## [EXERCISES]
A. Please answer these about the field day news release, one line each:
(i) On what date was the event held?
(ii) In what city is the Red River Research Station?
(iii) In what does Hanna say the station grows its tomatoes?
B. Write out the field day news release starting with "The June 18" and going on through "at the station.", swapping "agronomic crops" for "field crops".
C. Extend the field day news release with the next part, following on after its final sentence.

## [SELECTION]
——————————
Greenhouse tomatoes, constructed wetland topics at Red River Field Day

News Release Distributed 07/01/08

Greenhouse tomatoes and a constructed wetland were two of the topics covered at a recent field day and open house at the LSU AgCenter’s Red River Research Station in Bossier City.

The June 18 event also highlighted research projects at the station on agronomic crops including corn, cotton, wheat, sorghum and soybeans.

With salmonella in tomatoes a hot topic, Dr. Hanna Y. Hanna, greenhouse tomato expert at the station, said that was not a problem at the station.

“We grow them in a soil-less media in a greenhouse with a concrete floor. They taste good,” he said.

Growing food in greenhouses is becoming more popular, Hanna said. For example, they’re appearing on tops of buildings in England and will appear in basements with special bulbs in the future.

“I think greenhouses are the wave of the future for high-value crops,” he said.
——————————
## [SUPPLIED DATA]
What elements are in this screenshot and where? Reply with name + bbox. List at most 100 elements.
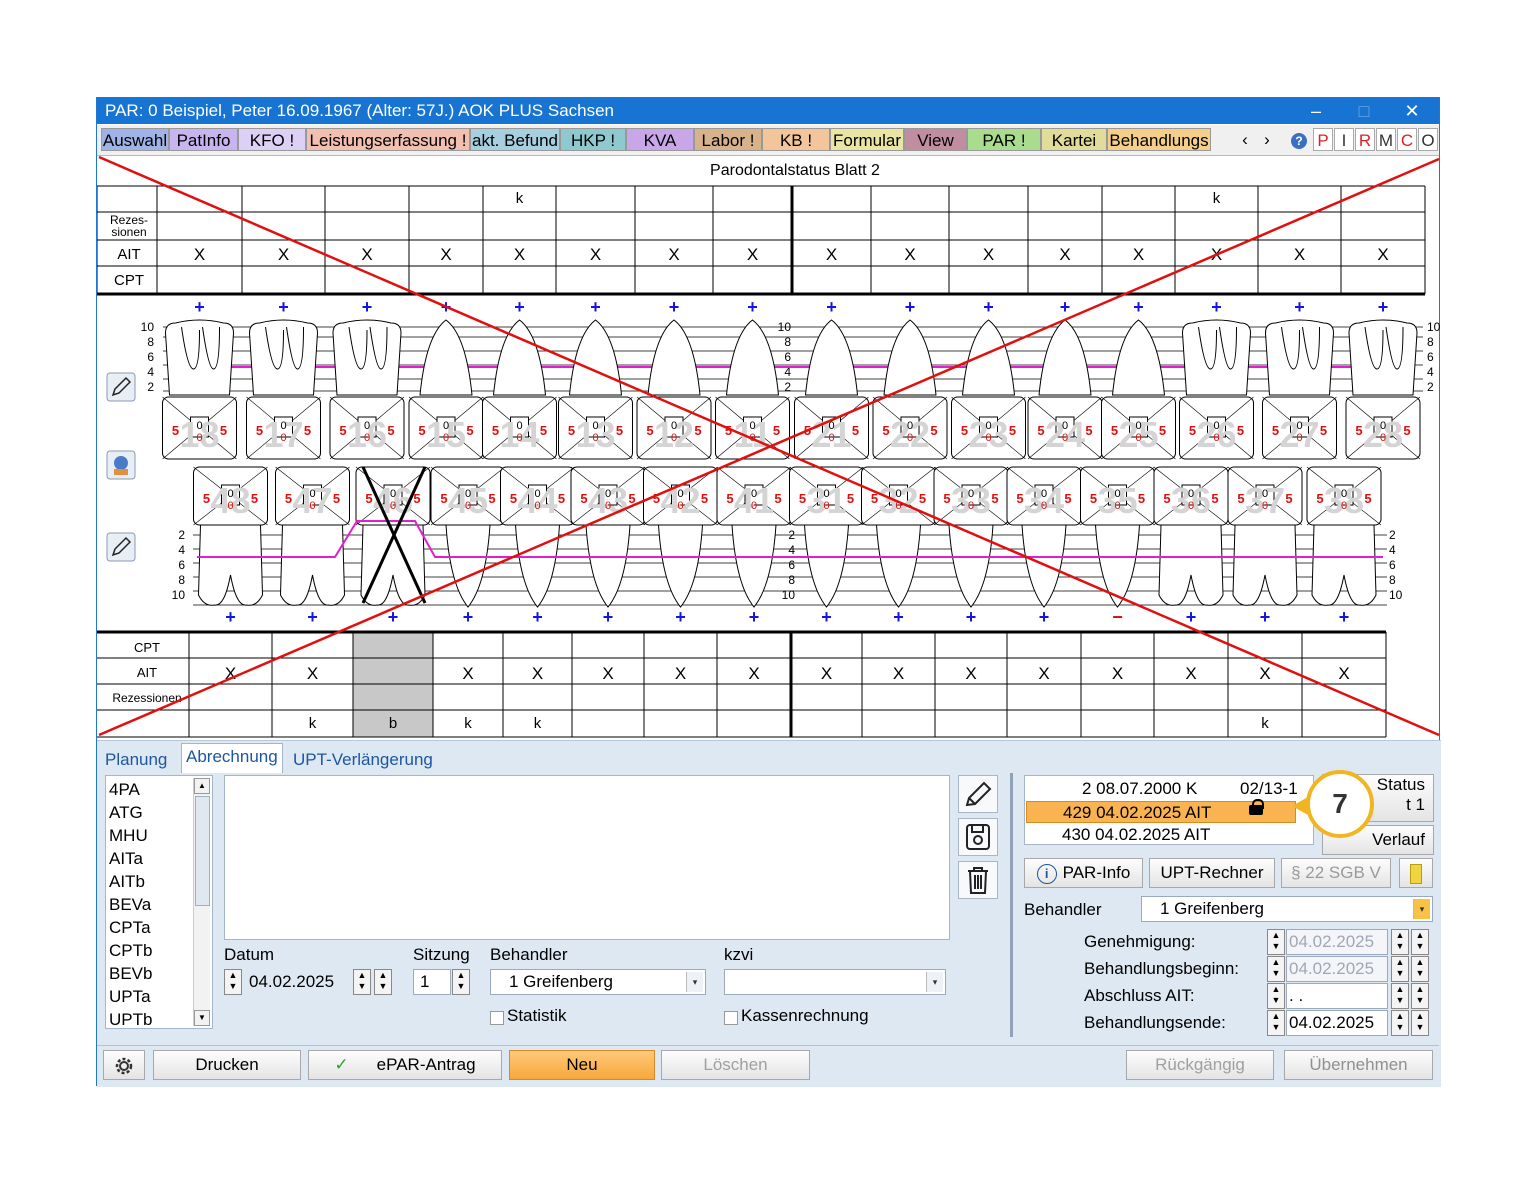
——————————
## [EXERCISE RESPONSES]
A.
(i) June 18
(ii) Bossier City
(iii) In a soil-less media in a greenhouse with a concrete floor

B.
The June 18 event also highlighted research projects at the station on field crops including corn, cotton, wheat, sorghum and soybeans.

With salmonella in tomatoes a hot topic, Dr. Hanna Y. Hanna, greenhouse tomato expert at the station, said that was not a problem at the station.

C.
Seed treatment on corn has created interest in the past several years, said Dr. Boyd Padgett, LSU AgCenter plant pathologist. He said seed treatments are convenient because no calibration is involved. An in-furrow or hopper-box treatment requires calibration of the hoppers and frequent stops to check and refill the hopper, which is more time-consuming.

One of the seed treatments being tested in AgCenter research is Avicta on corn. The study is now in its second year.

“If you see a benefit, it will be for root-knot nematode control,” Padgett said.

Jim Hayes, research associate, addressed corn, wheat, soybean, sorghum and oat variety trials, explaining that these provide information on the yield potential of the different varieties to help farmers select the best variety.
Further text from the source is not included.